### INSTRUCTIONS TO FOLLOW
Swap every "No code received" in the rows below for "Didn't get a code", and reproduce the rows with nothing else altered.

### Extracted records
==*==
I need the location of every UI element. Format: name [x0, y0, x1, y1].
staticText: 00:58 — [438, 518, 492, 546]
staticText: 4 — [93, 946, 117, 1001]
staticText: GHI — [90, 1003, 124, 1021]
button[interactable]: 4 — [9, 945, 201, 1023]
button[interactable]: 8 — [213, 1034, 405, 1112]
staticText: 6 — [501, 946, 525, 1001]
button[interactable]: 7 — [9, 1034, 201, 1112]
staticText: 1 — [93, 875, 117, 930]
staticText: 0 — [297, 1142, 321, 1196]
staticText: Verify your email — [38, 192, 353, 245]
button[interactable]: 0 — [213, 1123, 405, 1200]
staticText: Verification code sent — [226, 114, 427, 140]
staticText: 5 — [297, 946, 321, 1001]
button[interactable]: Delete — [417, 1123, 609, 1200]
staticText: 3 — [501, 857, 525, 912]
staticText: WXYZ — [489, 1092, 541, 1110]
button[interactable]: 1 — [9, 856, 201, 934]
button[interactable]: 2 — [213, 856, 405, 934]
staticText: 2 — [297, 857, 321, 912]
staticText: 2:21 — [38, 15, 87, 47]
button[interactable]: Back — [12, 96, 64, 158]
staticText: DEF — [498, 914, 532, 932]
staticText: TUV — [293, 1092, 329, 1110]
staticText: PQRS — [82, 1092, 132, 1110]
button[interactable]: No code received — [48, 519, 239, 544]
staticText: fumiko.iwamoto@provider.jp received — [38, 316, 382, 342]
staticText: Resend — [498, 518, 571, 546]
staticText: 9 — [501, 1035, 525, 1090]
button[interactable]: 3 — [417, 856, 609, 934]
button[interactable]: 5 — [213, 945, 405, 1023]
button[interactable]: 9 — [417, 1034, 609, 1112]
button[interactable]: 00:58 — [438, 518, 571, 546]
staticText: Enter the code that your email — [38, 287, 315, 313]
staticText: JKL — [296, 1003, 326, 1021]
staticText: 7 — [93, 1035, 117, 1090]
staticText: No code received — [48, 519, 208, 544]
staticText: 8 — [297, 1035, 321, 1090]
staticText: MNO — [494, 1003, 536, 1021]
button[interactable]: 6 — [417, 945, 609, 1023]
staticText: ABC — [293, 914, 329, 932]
==*==
### FULL ANSWER
I need the location of every UI element. Format: name [x0, y0, x1, y1].
staticText: 00:58 — [438, 518, 492, 546]
staticText: 4 — [93, 946, 117, 1001]
staticText: GHI — [90, 1003, 124, 1021]
button[interactable]: 4 — [9, 945, 201, 1023]
button[interactable]: 8 — [213, 1034, 405, 1112]
staticText: 6 — [501, 946, 525, 1001]
button[interactable]: 7 — [9, 1034, 201, 1112]
staticText: 1 — [93, 875, 117, 930]
staticText: 0 — [297, 1142, 321, 1196]
staticText: Verify your email — [38, 192, 353, 245]
button[interactable]: 0 — [213, 1123, 405, 1200]
staticText: Verification code sent — [226, 114, 427, 140]
staticText: 5 — [297, 946, 321, 1001]
button[interactable]: Delete — [417, 1123, 609, 1200]
staticText: 3 — [501, 857, 525, 912]
staticText: WXYZ — [489, 1092, 541, 1110]
button[interactable]: 1 — [9, 856, 201, 934]
button[interactable]: 2 — [213, 856, 405, 934]
staticText: 2 — [297, 857, 321, 912]
staticText: 2:21 — [38, 15, 87, 47]
button[interactable]: Back — [12, 96, 64, 158]
staticText: DEF — [498, 914, 532, 932]
staticText: TUV — [293, 1092, 329, 1110]
staticText: PQRS — [82, 1092, 132, 1110]
button[interactable]: Didn't get a code — [48, 519, 239, 544]
staticText: fumiko.iwamoto@provider.jp received — [38, 316, 382, 342]
staticText: Resend — [498, 518, 571, 546]
staticText: 9 — [501, 1035, 525, 1090]
button[interactable]: 3 — [417, 856, 609, 934]
button[interactable]: 5 — [213, 945, 405, 1023]
button[interactable]: 9 — [417, 1034, 609, 1112]
button[interactable]: 00:58 — [438, 518, 571, 546]
staticText: Enter the code that your email — [38, 287, 315, 313]
staticText: JKL — [296, 1003, 326, 1021]
staticText: 7 — [93, 1035, 117, 1090]
staticText: Didn't get a code — [48, 519, 208, 544]
staticText: 8 — [297, 1035, 321, 1090]
staticText: MNO — [494, 1003, 536, 1021]
button[interactable]: 6 — [417, 945, 609, 1023]
staticText: ABC — [293, 914, 329, 932]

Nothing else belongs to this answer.